(Dataset items)
━━━━━━

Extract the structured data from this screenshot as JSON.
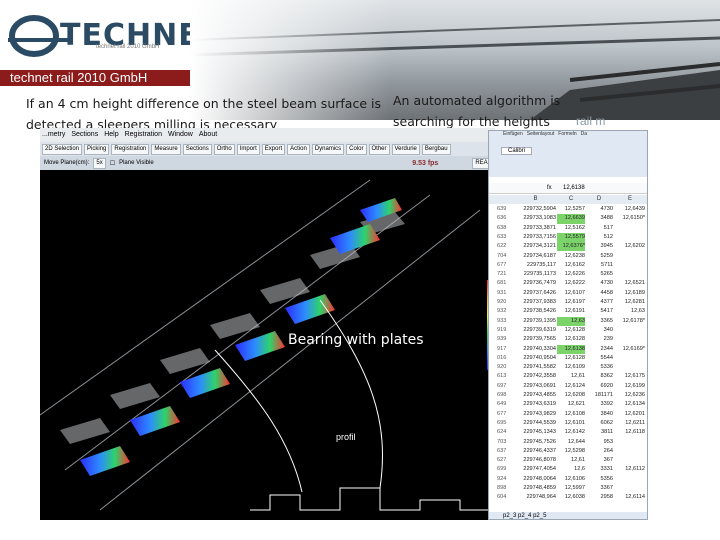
{
  "brand": {
    "logo_text": "TECHNET",
    "logo_subtitle": "technet rail 2010 GmbH",
    "banner": "technet rail 2010 GmbH",
    "photo_overlay": "rail m"
  },
  "captions": {
    "left": "If an 4 cm height difference on the steel beam surface  is detected  a sleepers milling is necessary",
    "right": "An automated algorithm is searching for the heights"
  },
  "app": {
    "menu": [
      "...metry",
      "Sections",
      "Help",
      "Registration",
      "Window",
      "About"
    ],
    "toolbar": [
      "2D Selection",
      "Picking",
      "Registration",
      "Measure",
      "Sections",
      "Ortho",
      "Import",
      "Export",
      "Action",
      "Dynamics",
      "Color",
      "Other",
      "Verdurie",
      "Bergbau"
    ],
    "toolbar2_move": "Move Plane(cm):",
    "toolbar2_move_value": "5x",
    "toolbar2_plane": "Plane Visible",
    "fps": "9.53 fps",
    "read_btn": "READ",
    "overlay_bearing": "Bearing with plates",
    "overlay_profil": "profil"
  },
  "sheet": {
    "ribbon_tabs": [
      "Einfügen",
      "Seitenlayout",
      "Formeln",
      "Da"
    ],
    "font": "Calibri",
    "cell_ref": "fx",
    "fx_value": "12,6138",
    "col_headers": [
      "B",
      "C",
      "D",
      "E"
    ],
    "rows": [
      [
        "639",
        "229732,5904",
        "12,5257",
        "4730",
        "12,6439"
      ],
      [
        "636",
        "229733,1083",
        "12,6639",
        "3488",
        "12,6150*"
      ],
      [
        "638",
        "229733,3871",
        "12,5162",
        "517",
        ""
      ],
      [
        "633",
        "229733,7156",
        "12,5579",
        "512",
        ""
      ],
      [
        "622",
        "229734,3121",
        "12,6376*",
        "3945",
        "12,6202"
      ],
      [
        "704",
        "229734,6187",
        "12,6238",
        "5259",
        ""
      ],
      [
        "677",
        "229735,117",
        "12,6162",
        "5711",
        ""
      ],
      [
        "721",
        "229735,1173",
        "12,6226",
        "5265",
        ""
      ],
      [
        "681",
        "229736,7479",
        "12,6222",
        "4730",
        "12,6521"
      ],
      [
        "931",
        "229737,6426",
        "12,6107",
        "4458",
        "12,6189"
      ],
      [
        "920",
        "229737,9383",
        "12,6197",
        "4377",
        "12,6281"
      ],
      [
        "932",
        "229738,5426",
        "12,6191",
        "5417",
        "12,63"
      ],
      [
        "933",
        "229739,1395",
        "12,63",
        "3365",
        "12,6178*"
      ],
      [
        "919",
        "229739,6319",
        "12,6128",
        "340",
        ""
      ],
      [
        "939",
        "229739,7565",
        "12,6128",
        "239",
        ""
      ],
      [
        "917",
        "229740,3304",
        "12,6138",
        "2344",
        "12,6169*"
      ],
      [
        "016",
        "229740,9504",
        "12,6128",
        "5544",
        ""
      ],
      [
        "920",
        "229741,5582",
        "12,6109",
        "5336",
        ""
      ],
      [
        "613",
        "229742,3558",
        "12,61",
        "8362",
        "12,6175"
      ],
      [
        "697",
        "229743,0691",
        "12,6124",
        "6920",
        "12,6199"
      ],
      [
        "698",
        "229743,4855",
        "12,6208",
        "181171",
        "12,6236"
      ],
      [
        "649",
        "229743,6319",
        "12,621",
        "3392",
        "12,6134"
      ],
      [
        "677",
        "229743,9829",
        "12,6108",
        "3840",
        "12,6201"
      ],
      [
        "695",
        "229744,5539",
        "12,6101",
        "6062",
        "12,6211"
      ],
      [
        "624",
        "229745,1343",
        "12,6142",
        "3811",
        "12,6118"
      ],
      [
        "703",
        "229745,7526",
        "12,644",
        "953",
        ""
      ],
      [
        "637",
        "229746,4337",
        "12,5298",
        "264",
        ""
      ],
      [
        "627",
        "229746,8078",
        "12,61",
        "367",
        ""
      ],
      [
        "699",
        "229747,4054",
        "12,6",
        "3331",
        "12,6112"
      ],
      [
        "924",
        "229748,0064",
        "12,6106",
        "5356",
        ""
      ],
      [
        "898",
        "229748,4859",
        "12,5997",
        "3367",
        ""
      ],
      [
        "604",
        "229748,964",
        "12,6038",
        "2958",
        "12,6114"
      ]
    ],
    "highlight_rows": [
      1,
      3,
      4,
      12,
      15
    ],
    "footer_tabs": [
      "p2_3",
      "p2_4",
      "p2_5"
    ]
  },
  "colors": {
    "banner": "#8c1b1b",
    "brand_blue": "#2a4b63",
    "cell_highlight": "#7bd36a"
  }
}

━━━━━━

### Problem to solve
Write out every line of the data that holds the word "rail".

### Output for this exercise
    "logo_subtitle": "technet rail 2010 GmbH",
    "banner": "technet rail 2010 GmbH",
    "photo_overlay": "rail m"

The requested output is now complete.